Tasks for this exercise:
(a) In the snorkeling travel piece, which lagoon is named as the place where the writer swam with stingless jellyfish?
(b) Carry on the snorkeling travel piece after its final sentence.

Extracted text:
* * * *

There is one destination that awakens one’s awareness for nature, this remote place has been my refuge for quite a number of times. It’s emerald green waters and green environs renew and restore my being in a deeper way, for me it is a sanctuary away from the stresses of modern living. A perfect solace…
Last year, I was fortunate to visit this home (away from home) twice and it was pure joy! Bucas Grande Group is my kind of haven. A water person will always seek its freshness and wonder – wide horizon, smell of salt water, gentle breeze and roaring waves that lulled me to sleep. Seaside emerald waters restlessly wash ashore, orange skies at the end of the day, and the cicadas in the night are quite balmy!
I long for summer in Bucas Grande where everything is crisp, green and ever refreshing. Its wonders even more enticing. Yes, Bucas Grande is for summer!
Indeed, the Philippine waters for me is the best snorkeling arena. It holds never ending possibilities for water adventures. As an archipelago, it has long list of remarkable destination for snorkeling not to mention diving, from coast to coast and from one island to another. Just like diving I can do it whole year round without waiting for specific season, the waters just waiting to be explored. The first half of the year gave me opportunities to discover and rediscover marvelous realms allowing my body to float, relax and wonder in nature’s wild in the depths. And yes, the great depths will never exhaust its mystery, infinite as ever and it could only stir up one’s curiosity. My snorkeling expedition in the past months had fanned my increasing love and passion for the blue world.
Donsol for Whalesharks Location: Donsol, Sorsogon
The quest for Donsol was finally realized in March, the long wait was compensated with wonderful sightings. It is however, an advance open water snorkeling – that’s how I described the rigidity of finding these gentle giants. It requires agility and speed, sharp eyes is also a must. I think the slow and inattentive would never see one, in a blink of an eye they were gone. Again, only the focus mind will experience the magic.
Donsol indeed is gifted by nature with rich waters that it maintained its breeding grounds for the largest fish. This once sleepy town suddenly become a flourishing destination and sought out by many, local or foreign.
Jellyfish Lagoon Location: Bucas Grande Group, Surigao Norte
I went for a quick visit in Bucas Grande group in April to savor its homey environs and I was blessed to catch up the stingless jellyfish in Tojoman Lagoon. Although not yet in full season, their presence have warmed my heart, and added joy in my homecoming. I swam with them again silently, just floating side by side and watch them pulsating. I was wondering if ever they saw me, because they were never disturbed of my presence. My jelly friends were always there to welcome and swim with me. Snorkeling in the emerald waters in the lagoon always highlighted my trip to the islands.
Apo Island Location: Dauin, Negros Oriental
Perhaps, there is no other richer marine sanctuary I visited than Apo island, its shallow waters was teeming with marine life I can only find in the depths of other sites. We were lackadaisical in our dive plans in Dumaguete, we just trusted the diveshop so we left everything to them, our June dive trip was pure bliss! And it was a blessing again our dives were in Apo island, I remembered the rich encounters we had five years ago! So I had the opportunity to snorkel and explore its shores during our surface interval. It was much longer as we expected, our lunch break was more relishing after my wonderful sightings.

* * * *

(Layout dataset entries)
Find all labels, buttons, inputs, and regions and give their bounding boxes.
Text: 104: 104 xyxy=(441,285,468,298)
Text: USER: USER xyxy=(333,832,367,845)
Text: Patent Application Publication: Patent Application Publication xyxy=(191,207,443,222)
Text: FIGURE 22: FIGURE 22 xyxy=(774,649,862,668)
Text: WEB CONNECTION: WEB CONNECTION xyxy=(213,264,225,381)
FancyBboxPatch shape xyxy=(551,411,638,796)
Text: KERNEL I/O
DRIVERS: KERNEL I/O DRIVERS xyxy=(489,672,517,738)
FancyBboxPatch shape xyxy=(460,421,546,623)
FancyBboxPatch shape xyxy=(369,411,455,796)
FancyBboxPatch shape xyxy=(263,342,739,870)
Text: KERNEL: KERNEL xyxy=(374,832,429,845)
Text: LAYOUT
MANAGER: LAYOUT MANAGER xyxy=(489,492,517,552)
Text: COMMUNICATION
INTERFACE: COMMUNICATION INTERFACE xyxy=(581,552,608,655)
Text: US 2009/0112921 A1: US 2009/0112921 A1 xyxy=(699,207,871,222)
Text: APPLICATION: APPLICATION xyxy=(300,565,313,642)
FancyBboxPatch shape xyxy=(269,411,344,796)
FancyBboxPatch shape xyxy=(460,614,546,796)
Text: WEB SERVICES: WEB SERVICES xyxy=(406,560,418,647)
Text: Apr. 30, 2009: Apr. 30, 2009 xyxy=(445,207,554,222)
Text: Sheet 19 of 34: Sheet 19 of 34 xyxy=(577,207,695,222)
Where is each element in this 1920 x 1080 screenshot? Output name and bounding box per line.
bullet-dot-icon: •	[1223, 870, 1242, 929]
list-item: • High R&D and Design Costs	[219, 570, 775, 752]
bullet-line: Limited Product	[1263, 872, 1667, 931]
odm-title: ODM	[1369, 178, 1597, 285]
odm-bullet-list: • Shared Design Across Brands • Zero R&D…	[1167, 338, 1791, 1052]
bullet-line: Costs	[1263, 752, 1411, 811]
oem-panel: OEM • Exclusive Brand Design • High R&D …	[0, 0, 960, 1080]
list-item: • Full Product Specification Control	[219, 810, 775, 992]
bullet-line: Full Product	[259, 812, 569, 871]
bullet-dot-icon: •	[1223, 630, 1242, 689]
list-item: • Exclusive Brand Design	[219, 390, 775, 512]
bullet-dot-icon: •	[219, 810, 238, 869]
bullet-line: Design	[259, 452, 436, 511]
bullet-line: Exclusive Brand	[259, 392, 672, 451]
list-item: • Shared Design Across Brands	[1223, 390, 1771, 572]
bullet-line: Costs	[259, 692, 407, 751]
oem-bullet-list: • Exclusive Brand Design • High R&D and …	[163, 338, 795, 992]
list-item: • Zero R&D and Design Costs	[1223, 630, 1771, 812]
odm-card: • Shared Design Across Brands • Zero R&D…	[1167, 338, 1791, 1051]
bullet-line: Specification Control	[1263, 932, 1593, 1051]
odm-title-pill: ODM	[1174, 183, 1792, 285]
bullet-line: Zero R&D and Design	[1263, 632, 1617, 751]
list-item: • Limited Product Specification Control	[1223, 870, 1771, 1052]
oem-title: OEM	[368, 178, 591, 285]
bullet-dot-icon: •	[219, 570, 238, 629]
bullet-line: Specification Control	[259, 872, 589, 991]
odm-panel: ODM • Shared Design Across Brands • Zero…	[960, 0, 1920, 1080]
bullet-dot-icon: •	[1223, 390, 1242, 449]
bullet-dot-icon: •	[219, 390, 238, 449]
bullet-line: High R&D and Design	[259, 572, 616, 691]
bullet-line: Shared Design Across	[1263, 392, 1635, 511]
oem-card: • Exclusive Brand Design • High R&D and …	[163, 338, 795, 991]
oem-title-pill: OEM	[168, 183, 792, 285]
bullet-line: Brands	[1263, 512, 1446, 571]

* * * *

Results for the exercise:
(a) Tojoman Lagoon

(b)
I got down from our dive boat, wade in the waters and swam in the sanctuary, allowing my body to float freely in the shallows. It wasn’t long before I found many sea cucumbers scattered around in different species, size and color. Then beyond were two turtles, rummaging the corals around, eating moss and occasionally swam up for air. Such a beautiful sight! Perhaps I don’t look threatening, they were never disturbed of my presence as I watched them silently. I sighted banded sea snake also. I can’t get enough of gliding through the waters and marveling at the corals, colorful fish and plants. There are over 650 species of fish and 400 different species of coral in the protected waters around Apo Island, which is why the island is such a popular dive spot – even included in the 100 best diving sites in the world.
Yes, it happened from north to south through the islands – in Luzon, Visayas, Mindanao! Have you gone to these sites? If you do, bring your mask & snorkel next time and discover how rich the waters right here in the Philippines arena!
NB. Photo of whale shark in Donsol is courtesy of Angel 🙂
Being a water person, diving and snorkeling most often is my agenda in trips and being around in search for interesting sites, I can name five which I recommend worthy to explore. Although my hunt is still on-going I’m pretty sure there are still sites to discover around the country. I have snorkeled in these spots, and I wasn’t disappointed. Aside of the rich marine life and idyllic setting, all these spots are off beaten. So getting there is in itself challenging making the journey more enthralling, or would I say truly enchanting.
5. Lusong Gunboat. Located in Coron Bay in Lusong Island, this shallow wreck is one of the large concentration of WW II wrecks in the area. Lying from the surface about 10 meters, the wreck is very visible and watching the varied colorful marine life surrounding the area is wonderful. Most wrecks are too deep for snorkel, so having one this shallow is too interesting for non-divers.
4. Marine Sanctuary, Balicasag Island. Off the captivating Panglao Island in Bohol, it’s an eco-tourism destination and maintained by Philippine Tourism Authority (PTA), it’s a marine life sanctuary. PTA and Philippine Navy jointly promote the island for underwater sports and as model for environmental and ecological preservation. It’s about 45 minutes by pumpboat from Alona Beach. It’s ideal for snorkeling, docking at fish sanctuary, feeding fish is wonderful as fish go near you up close, viewing deep down under with corals, sponges, star fishes, colorful fishes amidst deep blue waters is so breathtaking! I always believe that there’s much beauty deep down, more than what we see in the dry lands.
3. Enchanted River. This blue river is situated in Hinatuan, Surigao Sur and going there is such a long trip. But just watching the refreshing blue waters is truly enchanting. The marine life consists of snappers, sweet lips and rabbit fish – viewing them through your goggles or mask surrounded by its blue waters can be too mesmerizing, wondering such specie thrive in a river. They have grown in size and number and have claimed the blue waters as their home. Feeding them is an added attraction, at 12:00 noon as if they have clocks, they all float-up for their feeds. Wonderful sight!
2. Shimizu Island. One of the captivating islets we hopped on in El Nido, its just one of those idyllic islands with pristine white beach with a backdrop of limestone cliffs. Just stepping into the shallow waters, you can already catch glimpse of large herd of tropical fish swarming the waters. Shallow as one meter- sergeants, wrasses, damsels and other tropical species come near, so near your hand as you feed them. I have never such encounter with fishes so tame, they are all around swimming in swarm. So lovely!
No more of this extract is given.